**STATED TASK**
Answer with a single number: the count of lines that hold "отвечающий".

**ROWS**
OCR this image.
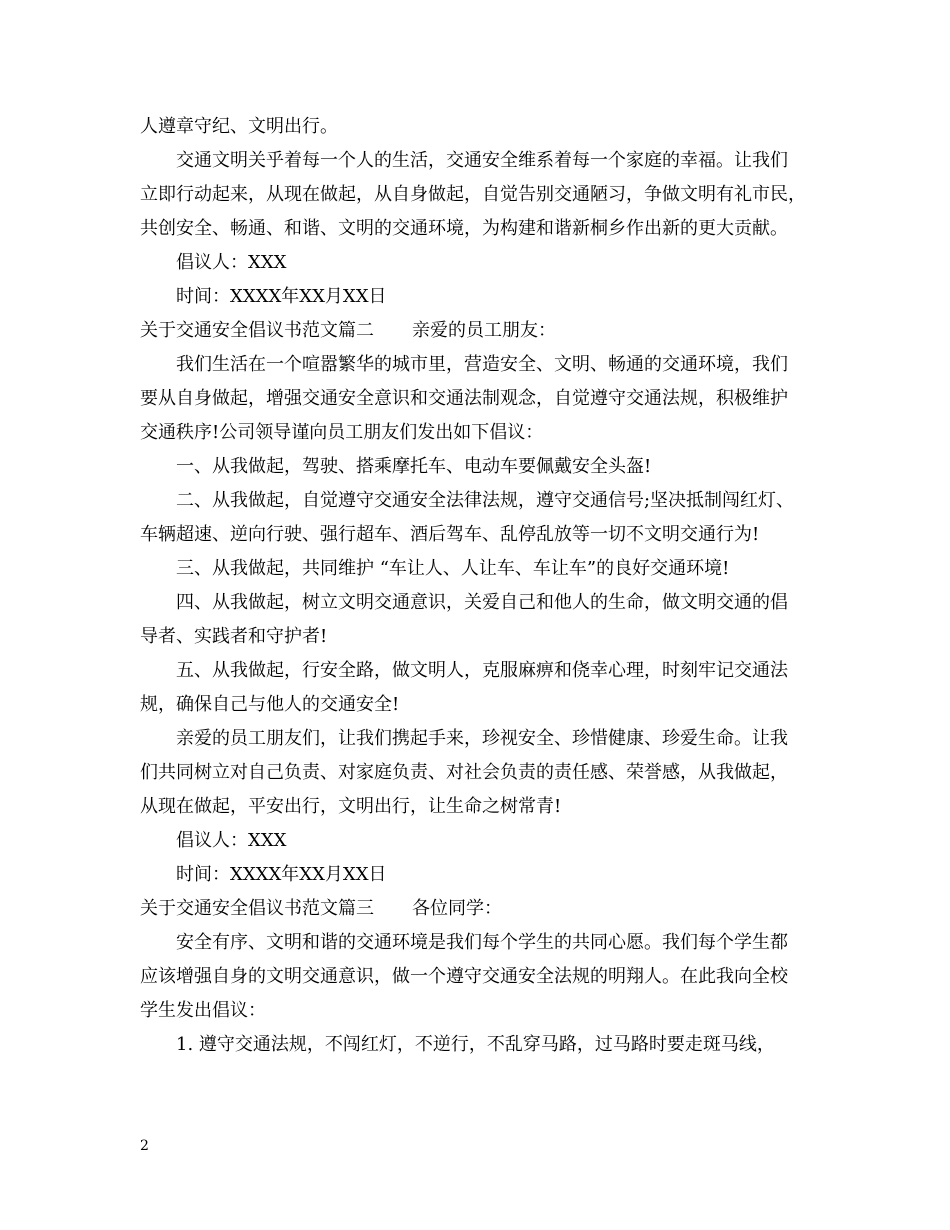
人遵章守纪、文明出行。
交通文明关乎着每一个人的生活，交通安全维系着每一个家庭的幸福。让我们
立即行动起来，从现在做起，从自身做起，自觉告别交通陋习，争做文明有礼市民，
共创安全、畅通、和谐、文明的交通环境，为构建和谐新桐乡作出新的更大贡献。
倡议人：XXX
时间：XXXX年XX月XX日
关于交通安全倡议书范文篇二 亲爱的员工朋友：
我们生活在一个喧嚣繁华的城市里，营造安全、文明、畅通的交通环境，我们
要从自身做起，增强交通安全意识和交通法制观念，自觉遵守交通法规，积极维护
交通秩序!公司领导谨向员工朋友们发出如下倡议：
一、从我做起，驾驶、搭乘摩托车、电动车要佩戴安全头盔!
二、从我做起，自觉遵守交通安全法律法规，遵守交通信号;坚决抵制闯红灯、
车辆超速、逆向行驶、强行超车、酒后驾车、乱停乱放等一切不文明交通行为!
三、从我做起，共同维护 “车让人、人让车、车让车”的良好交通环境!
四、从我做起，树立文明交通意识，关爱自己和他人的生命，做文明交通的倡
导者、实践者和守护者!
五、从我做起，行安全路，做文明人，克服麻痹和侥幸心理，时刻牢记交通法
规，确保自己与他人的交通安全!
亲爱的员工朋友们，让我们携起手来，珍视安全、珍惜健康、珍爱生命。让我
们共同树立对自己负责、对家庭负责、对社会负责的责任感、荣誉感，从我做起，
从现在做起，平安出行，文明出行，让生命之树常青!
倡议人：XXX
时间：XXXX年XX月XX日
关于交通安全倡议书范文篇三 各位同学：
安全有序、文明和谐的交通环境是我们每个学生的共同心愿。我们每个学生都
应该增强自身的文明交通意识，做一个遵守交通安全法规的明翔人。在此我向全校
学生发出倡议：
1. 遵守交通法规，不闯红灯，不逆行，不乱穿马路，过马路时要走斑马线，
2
* * *
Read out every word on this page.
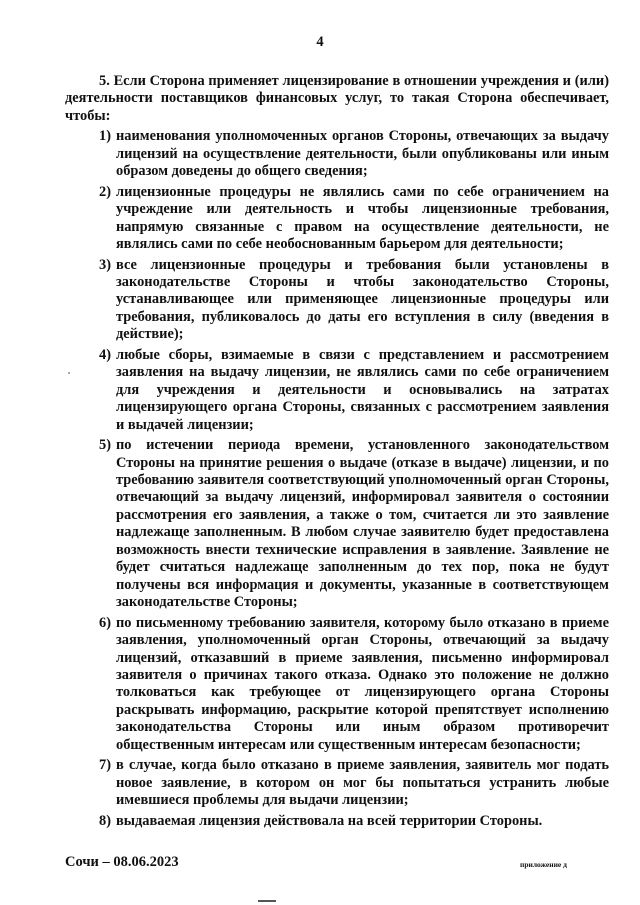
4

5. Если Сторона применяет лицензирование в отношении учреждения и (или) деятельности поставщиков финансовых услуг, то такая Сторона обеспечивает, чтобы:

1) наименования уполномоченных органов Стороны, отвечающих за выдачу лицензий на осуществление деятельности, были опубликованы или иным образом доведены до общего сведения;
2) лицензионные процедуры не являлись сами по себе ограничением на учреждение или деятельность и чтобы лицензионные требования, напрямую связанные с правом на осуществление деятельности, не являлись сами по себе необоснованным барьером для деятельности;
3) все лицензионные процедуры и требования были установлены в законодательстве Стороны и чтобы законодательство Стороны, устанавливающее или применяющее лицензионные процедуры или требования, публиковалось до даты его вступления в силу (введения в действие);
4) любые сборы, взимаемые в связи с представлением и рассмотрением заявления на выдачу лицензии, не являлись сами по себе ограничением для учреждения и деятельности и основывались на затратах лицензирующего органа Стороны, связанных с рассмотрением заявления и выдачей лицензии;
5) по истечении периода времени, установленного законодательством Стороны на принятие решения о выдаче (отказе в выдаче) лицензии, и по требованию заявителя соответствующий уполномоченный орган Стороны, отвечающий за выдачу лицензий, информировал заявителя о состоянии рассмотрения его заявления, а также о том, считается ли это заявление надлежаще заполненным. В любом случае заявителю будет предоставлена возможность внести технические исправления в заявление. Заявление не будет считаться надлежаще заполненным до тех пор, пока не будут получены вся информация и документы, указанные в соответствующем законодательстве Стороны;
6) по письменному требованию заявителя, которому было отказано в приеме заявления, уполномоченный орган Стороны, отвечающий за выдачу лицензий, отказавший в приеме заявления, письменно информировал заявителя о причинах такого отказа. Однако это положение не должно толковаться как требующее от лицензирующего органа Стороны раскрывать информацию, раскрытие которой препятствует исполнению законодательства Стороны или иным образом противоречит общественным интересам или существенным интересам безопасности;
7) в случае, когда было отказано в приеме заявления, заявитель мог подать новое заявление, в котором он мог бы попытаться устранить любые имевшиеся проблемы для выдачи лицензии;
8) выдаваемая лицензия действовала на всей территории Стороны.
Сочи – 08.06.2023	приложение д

**WRITTEN REPLY**
2